## EXERCISE INSTRUCTIONS
Search the material for the word "vuông" and copy each line that holds it.

━━━━━━━━

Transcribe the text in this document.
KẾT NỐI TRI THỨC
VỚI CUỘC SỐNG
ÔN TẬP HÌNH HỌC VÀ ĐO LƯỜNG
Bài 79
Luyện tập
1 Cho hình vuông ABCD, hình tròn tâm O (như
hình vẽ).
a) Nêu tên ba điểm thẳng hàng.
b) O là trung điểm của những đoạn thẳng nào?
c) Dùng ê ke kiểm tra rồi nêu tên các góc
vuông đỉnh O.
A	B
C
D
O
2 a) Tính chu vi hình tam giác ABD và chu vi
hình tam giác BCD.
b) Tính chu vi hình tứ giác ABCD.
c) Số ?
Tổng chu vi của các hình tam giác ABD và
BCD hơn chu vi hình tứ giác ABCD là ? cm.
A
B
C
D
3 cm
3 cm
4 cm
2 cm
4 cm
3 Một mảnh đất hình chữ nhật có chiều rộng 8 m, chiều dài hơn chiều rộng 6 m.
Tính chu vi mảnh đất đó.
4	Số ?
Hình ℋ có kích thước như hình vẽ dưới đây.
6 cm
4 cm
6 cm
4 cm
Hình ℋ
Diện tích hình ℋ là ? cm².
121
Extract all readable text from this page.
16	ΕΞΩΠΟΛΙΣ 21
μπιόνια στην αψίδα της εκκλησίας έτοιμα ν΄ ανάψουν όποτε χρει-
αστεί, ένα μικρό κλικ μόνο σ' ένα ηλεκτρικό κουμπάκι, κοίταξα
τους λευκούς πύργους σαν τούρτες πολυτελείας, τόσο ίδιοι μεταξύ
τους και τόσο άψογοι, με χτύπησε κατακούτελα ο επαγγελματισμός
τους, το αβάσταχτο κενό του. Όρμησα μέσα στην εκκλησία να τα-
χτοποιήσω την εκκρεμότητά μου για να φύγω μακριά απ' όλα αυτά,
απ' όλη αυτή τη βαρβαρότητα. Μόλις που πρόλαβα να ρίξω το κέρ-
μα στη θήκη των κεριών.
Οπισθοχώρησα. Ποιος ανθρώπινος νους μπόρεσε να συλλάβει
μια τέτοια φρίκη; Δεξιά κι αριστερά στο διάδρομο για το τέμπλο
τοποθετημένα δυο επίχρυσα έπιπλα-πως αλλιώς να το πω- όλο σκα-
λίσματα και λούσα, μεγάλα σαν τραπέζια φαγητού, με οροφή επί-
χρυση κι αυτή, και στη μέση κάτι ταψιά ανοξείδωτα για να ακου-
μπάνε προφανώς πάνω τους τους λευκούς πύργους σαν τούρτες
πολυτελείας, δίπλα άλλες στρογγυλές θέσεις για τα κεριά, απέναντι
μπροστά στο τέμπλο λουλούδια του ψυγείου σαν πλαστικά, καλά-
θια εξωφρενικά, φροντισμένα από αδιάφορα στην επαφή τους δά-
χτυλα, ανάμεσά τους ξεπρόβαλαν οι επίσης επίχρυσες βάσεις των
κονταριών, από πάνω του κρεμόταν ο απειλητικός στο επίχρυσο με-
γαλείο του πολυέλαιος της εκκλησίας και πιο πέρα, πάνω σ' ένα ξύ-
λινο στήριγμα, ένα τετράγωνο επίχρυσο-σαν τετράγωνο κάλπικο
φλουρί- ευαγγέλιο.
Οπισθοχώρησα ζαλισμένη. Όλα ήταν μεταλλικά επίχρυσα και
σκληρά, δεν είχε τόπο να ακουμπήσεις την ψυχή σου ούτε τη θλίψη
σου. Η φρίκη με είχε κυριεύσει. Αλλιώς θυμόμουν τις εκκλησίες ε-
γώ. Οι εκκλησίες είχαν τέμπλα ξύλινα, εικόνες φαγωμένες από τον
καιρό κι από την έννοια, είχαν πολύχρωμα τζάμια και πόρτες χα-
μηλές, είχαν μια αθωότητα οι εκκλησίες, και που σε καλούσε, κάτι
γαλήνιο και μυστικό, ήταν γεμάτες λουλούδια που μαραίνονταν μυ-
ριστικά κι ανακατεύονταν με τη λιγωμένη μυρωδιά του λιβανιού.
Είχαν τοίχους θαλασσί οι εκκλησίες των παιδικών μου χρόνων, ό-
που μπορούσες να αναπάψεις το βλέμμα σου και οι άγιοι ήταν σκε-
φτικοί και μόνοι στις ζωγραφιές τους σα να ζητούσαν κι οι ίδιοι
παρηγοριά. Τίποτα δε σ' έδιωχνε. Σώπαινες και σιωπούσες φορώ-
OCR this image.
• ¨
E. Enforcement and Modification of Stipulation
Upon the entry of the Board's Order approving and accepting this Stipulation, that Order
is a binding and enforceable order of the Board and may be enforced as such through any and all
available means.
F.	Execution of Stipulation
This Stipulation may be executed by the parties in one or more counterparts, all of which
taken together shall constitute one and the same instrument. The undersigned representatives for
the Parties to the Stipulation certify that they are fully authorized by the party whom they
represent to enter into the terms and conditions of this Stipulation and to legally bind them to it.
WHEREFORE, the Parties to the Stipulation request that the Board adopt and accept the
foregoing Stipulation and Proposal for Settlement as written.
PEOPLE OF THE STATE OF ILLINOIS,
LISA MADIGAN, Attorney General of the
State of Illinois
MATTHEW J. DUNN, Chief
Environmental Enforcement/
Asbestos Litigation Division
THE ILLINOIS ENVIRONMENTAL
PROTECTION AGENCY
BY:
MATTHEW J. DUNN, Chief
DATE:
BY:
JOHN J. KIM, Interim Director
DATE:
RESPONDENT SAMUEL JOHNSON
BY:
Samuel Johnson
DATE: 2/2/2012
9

━━━━━━━━

## RESULT
1 Cho hình vuông ABCD, hình tròn tâm O (như
vuông đỉnh O.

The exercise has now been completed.